→ **Work required**: Write out, precisely and in full, each line of the material.

→ **Input**:
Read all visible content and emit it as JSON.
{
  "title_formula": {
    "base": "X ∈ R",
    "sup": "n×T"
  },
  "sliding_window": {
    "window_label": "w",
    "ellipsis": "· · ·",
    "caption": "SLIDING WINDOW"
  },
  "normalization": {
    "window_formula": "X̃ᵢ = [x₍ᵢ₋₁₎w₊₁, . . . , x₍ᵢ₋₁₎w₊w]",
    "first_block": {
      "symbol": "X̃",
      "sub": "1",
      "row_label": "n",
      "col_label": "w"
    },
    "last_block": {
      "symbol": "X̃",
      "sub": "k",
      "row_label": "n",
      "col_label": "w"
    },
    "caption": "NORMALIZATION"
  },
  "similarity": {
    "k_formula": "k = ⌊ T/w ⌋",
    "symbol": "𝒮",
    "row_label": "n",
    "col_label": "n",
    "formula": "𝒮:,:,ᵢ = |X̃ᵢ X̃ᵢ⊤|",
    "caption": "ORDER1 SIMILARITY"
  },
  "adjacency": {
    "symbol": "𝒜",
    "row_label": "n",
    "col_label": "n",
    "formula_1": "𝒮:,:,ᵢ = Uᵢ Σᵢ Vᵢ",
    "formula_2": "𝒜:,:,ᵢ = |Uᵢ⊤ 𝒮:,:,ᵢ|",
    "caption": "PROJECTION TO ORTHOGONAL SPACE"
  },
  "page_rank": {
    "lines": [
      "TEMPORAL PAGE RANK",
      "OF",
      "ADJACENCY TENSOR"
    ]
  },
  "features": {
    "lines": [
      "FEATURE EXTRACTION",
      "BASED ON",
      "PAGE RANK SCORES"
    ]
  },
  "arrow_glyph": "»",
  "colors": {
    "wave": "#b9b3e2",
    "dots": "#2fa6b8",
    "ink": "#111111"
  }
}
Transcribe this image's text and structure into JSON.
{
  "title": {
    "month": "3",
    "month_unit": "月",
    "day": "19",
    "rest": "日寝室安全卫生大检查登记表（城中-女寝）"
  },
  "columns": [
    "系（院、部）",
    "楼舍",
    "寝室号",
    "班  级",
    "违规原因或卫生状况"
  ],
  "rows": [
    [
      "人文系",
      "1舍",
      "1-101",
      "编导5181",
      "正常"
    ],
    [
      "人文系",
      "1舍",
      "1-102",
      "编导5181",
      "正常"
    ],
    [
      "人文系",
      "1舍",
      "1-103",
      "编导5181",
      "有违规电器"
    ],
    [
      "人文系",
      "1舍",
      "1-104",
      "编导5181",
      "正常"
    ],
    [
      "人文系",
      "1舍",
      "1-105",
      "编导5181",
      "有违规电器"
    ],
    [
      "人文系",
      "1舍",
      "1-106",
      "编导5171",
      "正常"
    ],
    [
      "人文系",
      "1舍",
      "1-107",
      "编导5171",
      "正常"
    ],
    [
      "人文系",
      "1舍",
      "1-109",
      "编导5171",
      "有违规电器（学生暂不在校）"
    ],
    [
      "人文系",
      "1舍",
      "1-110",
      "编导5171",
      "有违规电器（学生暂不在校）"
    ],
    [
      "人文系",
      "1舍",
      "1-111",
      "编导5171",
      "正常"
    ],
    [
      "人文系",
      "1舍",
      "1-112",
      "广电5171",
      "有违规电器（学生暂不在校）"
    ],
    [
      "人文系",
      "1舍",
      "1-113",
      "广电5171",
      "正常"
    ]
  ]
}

→ **Solution for this task**:
Read all visible content and emit it as JSON.
{
  "title_formula": {
    "base": "X ∈ R",
    "sup": "n×T"
  },
  "sliding_window": {
    "window_label": "w",
    "ellipsis": "· · ·",
    "caption": "SLIDING WINDOW"
  },
  "normalization": {
    "window_formula": "X̃ᵢ = [x₍ᵢ₋₁₎w₊₁, . . . , x₍ᵢ₋₁₎w₊w]",
    "first_block": {
      "symbol": "X̃",
      "sub": "1",
      "row_label": "n",
      "col_label": "w"
    },
    "last_block": {
      "symbol": "X̃",
      "sub": "k",
      "row_label": "n",
      "col_label": "w"
    },
    "caption": "NORMALIZATION"
  },
  "similarity": {
    "k_formula": "k = ⌊ T/w ⌋",
    "symbol": "𝒮",
    "row_label": "n",
    "col_label": "n",
    "formula": "𝒮:,:,ᵢ = |X̃ᵢ X̃ᵢ⊤|",
    "caption": "ORDER1 SIMILARITY"
  },
  "adjacency": {
    "symbol": "𝒜",
    "row_label": "n",
    "col_label": "n",
    "formula_1": "𝒮:,:,ᵢ = Uᵢ Σᵢ Vᵢ",
    "formula_2": "𝒜:,:,ᵢ = |Uᵢ⊤ 𝒮:,:,ᵢ|",
    "caption": "PROJECTION TO ORTHOGONAL SPACE"
  },
  "page_rank": {
    "lines": [
      "TEMPORAL PAGE RANK",
      "OF",
      "ADJACENCY TENSOR"
    ]
  },
  "features": {
    "lines": [
      "FEATURE EXTRACTION",
      "BASED ON",
      "PAGE RANK SCORES"
    ]
  },
  "arrow_glyph": "»",
  "colors": {
    "wave": "#b9b3e2",
    "dots": "#2fa6b8",
    "ink": "#111111"
  }
}
Transcribe this image's text and structure into JSON.
{
  "title": {
    "month": "3",
    "month_unit": "月",
    "day": "19",
    "rest": "日寝室安全卫生大检查登记表（城中-女寝）"
  },
  "columns": [
    "系（院、部）",
    "楼舍",
    "寝室号",
    "班  级",
    "违规原因或卫生状况"
  ],
  "rows": [
    [
      "人文系",
      "1舍",
      "1-101",
      "编导5181",
      "正常"
    ],
    [
      "人文系",
      "1舍",
      "1-102",
      "编导5181",
      "正常"
    ],
    [
      "人文系",
      "1舍",
      "1-103",
      "编导5181",
      "有违规电器"
    ],
    [
      "人文系",
      "1舍",
      "1-104",
      "编导5181",
      "正常"
    ],
    [
      "人文系",
      "1舍",
      "1-105",
      "编导5181",
      "有违规电器"
    ],
    [
      "人文系",
      "1舍",
      "1-106",
      "编导5171",
      "正常"
    ],
    [
      "人文系",
      "1舍",
      "1-107",
      "编导5171",
      "正常"
    ],
    [
      "人文系",
      "1舍",
      "1-109",
      "编导5171",
      "有违规电器（学生暂不在校）"
    ],
    [
      "人文系",
      "1舍",
      "1-110",
      "编导5171",
      "有违规电器（学生暂不在校）"
    ],
    [
      "人文系",
      "1舍",
      "1-111",
      "编导5171",
      "正常"
    ],
    [
      "人文系",
      "1舍",
      "1-112",
      "广电5171",
      "有违规电器（学生暂不在校）"
    ],
    [
      "人文系",
      "1舍",
      "1-113",
      "广电5171",
      "正常"
    ]
  ]
}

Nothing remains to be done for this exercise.